→ CHALLENGE
In the following material, identify every line holding the string "object" and return it.

Source data

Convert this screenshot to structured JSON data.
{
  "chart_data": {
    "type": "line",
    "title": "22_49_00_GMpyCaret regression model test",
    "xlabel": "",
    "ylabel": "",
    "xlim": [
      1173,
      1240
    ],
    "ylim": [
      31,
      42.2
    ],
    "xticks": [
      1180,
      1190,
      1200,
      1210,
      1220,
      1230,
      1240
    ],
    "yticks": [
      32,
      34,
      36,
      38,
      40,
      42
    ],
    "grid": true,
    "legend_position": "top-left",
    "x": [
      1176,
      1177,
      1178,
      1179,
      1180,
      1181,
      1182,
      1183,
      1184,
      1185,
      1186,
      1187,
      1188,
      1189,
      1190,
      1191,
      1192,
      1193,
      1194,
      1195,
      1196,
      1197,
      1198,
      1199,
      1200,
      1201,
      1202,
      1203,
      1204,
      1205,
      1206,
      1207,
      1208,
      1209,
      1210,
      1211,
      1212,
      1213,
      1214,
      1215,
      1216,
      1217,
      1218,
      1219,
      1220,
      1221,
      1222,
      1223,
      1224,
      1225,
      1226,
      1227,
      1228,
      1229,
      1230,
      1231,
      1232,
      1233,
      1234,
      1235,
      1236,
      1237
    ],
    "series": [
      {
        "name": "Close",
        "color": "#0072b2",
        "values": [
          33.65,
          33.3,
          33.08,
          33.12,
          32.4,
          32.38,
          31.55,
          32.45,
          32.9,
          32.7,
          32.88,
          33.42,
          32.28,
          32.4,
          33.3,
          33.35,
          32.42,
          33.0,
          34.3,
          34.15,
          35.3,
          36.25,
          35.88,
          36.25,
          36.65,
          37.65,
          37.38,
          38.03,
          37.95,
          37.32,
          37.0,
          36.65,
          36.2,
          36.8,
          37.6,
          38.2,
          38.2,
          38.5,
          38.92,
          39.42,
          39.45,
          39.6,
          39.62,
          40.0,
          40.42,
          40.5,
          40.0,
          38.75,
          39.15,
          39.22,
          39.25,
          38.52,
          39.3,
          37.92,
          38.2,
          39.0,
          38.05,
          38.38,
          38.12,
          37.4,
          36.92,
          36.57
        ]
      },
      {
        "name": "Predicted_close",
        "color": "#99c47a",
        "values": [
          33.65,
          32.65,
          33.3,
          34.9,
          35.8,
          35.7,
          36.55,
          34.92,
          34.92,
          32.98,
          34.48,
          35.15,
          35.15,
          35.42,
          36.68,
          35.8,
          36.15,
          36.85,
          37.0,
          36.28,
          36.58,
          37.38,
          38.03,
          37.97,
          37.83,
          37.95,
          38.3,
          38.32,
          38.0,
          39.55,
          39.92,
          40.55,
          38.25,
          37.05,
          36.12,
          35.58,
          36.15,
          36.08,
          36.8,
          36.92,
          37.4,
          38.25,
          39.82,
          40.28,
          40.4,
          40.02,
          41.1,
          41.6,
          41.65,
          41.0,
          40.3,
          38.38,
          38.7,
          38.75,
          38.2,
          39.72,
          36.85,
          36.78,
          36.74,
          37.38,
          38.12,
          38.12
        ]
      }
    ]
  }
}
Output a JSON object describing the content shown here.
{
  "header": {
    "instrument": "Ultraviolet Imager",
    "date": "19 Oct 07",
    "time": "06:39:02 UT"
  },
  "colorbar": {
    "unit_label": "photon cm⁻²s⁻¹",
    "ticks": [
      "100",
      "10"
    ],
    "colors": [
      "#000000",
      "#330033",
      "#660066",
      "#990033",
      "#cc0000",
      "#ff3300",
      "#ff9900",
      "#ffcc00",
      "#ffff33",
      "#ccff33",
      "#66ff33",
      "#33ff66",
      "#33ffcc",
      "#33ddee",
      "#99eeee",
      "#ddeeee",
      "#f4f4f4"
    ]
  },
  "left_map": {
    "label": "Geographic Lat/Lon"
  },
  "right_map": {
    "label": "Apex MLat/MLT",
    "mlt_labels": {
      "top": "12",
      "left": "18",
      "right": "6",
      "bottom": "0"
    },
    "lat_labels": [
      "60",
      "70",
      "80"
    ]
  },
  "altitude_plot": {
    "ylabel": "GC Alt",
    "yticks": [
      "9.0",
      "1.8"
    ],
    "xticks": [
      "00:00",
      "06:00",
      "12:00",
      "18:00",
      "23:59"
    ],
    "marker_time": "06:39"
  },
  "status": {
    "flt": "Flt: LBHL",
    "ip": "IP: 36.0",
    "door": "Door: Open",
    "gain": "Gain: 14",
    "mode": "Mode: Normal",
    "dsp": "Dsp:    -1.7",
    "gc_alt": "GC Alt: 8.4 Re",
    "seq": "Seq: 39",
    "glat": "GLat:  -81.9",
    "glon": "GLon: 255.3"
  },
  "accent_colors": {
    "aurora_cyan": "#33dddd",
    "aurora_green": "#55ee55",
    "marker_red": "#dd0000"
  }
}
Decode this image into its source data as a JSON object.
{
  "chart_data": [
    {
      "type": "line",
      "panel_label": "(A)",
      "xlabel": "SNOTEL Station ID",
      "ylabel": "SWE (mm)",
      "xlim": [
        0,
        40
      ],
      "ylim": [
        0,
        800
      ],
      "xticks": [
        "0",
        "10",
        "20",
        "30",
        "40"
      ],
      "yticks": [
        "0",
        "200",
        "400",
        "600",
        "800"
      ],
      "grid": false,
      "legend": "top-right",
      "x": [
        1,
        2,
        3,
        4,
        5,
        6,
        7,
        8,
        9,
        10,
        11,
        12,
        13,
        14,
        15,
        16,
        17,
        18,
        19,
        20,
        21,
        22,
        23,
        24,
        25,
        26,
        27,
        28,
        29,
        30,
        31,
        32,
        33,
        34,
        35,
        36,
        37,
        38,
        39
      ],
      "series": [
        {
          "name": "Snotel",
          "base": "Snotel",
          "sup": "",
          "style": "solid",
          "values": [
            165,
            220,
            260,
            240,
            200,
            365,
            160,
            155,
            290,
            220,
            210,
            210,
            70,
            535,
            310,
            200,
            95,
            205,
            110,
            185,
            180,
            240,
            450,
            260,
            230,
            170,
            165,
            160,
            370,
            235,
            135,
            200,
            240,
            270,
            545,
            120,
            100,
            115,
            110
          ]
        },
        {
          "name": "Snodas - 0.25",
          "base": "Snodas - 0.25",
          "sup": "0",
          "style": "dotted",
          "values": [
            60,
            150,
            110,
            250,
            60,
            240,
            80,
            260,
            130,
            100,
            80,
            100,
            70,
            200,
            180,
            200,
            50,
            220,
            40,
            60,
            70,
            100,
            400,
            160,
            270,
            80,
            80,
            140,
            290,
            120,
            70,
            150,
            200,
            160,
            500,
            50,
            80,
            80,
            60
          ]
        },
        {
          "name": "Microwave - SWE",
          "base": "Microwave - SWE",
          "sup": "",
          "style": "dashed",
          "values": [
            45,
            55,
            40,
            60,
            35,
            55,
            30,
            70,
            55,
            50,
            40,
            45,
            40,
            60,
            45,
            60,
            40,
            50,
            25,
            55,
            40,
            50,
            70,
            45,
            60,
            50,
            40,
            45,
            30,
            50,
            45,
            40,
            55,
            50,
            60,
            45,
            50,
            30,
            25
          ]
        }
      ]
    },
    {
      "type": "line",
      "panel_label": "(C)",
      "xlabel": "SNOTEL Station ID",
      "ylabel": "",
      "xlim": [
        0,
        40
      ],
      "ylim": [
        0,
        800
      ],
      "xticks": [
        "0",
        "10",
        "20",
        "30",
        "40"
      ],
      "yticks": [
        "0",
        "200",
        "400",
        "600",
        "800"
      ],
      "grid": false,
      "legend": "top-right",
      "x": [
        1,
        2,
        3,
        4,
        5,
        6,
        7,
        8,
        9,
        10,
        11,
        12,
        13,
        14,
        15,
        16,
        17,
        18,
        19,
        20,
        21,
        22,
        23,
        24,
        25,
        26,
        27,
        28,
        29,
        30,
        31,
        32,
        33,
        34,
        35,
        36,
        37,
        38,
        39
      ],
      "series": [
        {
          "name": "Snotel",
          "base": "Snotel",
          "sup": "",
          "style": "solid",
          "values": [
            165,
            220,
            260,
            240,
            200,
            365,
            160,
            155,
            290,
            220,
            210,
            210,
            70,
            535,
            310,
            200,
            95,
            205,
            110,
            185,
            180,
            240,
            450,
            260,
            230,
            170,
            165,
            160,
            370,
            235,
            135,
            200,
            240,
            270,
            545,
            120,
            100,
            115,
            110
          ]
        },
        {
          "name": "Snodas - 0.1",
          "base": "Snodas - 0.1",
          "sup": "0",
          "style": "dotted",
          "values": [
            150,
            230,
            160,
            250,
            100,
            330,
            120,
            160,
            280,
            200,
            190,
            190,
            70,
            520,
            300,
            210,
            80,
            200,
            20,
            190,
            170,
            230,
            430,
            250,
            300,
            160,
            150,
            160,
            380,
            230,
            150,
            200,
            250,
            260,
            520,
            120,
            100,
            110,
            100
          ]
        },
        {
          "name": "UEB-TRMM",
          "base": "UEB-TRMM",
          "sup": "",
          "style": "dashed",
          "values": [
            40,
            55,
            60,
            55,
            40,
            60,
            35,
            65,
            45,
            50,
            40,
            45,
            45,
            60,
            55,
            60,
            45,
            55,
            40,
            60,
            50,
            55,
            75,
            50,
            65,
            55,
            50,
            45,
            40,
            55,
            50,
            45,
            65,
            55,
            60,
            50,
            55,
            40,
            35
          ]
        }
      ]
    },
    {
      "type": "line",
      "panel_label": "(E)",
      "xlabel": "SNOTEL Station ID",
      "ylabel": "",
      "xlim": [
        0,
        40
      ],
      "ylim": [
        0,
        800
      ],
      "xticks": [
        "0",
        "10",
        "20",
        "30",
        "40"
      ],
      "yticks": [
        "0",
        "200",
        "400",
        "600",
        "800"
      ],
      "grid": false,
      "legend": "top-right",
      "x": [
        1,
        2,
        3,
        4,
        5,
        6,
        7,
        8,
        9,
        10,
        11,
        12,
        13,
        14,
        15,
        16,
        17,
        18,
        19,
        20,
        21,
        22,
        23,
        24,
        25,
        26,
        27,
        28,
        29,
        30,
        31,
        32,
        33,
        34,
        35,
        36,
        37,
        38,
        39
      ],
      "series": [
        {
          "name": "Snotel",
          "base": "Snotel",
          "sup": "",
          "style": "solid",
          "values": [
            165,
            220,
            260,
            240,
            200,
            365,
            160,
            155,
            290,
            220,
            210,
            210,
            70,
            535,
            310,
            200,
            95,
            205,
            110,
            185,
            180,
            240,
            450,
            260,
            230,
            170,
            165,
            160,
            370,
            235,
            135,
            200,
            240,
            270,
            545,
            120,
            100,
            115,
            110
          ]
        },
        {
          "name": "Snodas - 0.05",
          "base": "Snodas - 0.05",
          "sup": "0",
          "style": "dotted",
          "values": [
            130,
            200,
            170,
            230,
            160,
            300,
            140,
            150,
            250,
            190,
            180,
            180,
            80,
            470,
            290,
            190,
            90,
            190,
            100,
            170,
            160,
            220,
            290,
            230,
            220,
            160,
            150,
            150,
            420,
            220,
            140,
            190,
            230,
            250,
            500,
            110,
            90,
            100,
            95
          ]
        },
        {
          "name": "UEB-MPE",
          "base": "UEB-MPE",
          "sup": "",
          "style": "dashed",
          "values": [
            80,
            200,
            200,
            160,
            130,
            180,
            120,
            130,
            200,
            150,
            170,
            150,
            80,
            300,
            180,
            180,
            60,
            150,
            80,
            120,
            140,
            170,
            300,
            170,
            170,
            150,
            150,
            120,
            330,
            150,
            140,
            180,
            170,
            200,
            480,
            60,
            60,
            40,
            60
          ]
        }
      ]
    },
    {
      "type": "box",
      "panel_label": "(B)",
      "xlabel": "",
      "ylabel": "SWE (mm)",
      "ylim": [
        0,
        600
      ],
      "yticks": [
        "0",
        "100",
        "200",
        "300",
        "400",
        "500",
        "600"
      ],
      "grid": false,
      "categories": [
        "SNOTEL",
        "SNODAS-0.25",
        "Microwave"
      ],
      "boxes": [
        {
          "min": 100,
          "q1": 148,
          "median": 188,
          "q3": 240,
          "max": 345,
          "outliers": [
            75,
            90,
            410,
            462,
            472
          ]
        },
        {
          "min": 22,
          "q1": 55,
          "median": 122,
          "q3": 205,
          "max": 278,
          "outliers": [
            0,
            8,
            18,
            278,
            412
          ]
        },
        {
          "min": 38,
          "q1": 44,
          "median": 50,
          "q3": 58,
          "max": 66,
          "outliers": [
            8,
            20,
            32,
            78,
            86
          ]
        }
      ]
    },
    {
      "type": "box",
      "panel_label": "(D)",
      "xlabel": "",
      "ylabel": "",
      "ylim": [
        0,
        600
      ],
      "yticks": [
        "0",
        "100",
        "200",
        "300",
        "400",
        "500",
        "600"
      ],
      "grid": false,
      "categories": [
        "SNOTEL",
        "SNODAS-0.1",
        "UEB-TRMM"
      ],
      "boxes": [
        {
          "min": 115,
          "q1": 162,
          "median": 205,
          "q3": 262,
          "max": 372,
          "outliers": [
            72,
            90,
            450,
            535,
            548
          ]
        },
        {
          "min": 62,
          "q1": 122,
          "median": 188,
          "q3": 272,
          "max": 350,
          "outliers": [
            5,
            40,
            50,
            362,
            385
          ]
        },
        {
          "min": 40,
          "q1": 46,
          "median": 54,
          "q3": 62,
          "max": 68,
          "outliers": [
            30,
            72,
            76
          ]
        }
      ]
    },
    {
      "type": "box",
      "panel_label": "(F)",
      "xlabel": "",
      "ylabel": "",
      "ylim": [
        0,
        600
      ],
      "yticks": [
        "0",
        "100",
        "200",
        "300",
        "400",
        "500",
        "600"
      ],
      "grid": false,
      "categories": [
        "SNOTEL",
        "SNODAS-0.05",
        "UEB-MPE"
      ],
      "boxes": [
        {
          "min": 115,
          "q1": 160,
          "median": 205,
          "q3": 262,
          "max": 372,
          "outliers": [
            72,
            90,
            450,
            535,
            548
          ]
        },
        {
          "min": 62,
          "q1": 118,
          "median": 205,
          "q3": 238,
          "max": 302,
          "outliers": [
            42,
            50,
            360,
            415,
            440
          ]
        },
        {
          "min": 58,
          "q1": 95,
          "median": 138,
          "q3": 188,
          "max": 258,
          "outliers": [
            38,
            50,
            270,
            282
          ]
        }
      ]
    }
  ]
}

→ WRITTEN SOLUTION
Output a JSON object describing the content shown here.
Decode this image into its source data as a JSON object.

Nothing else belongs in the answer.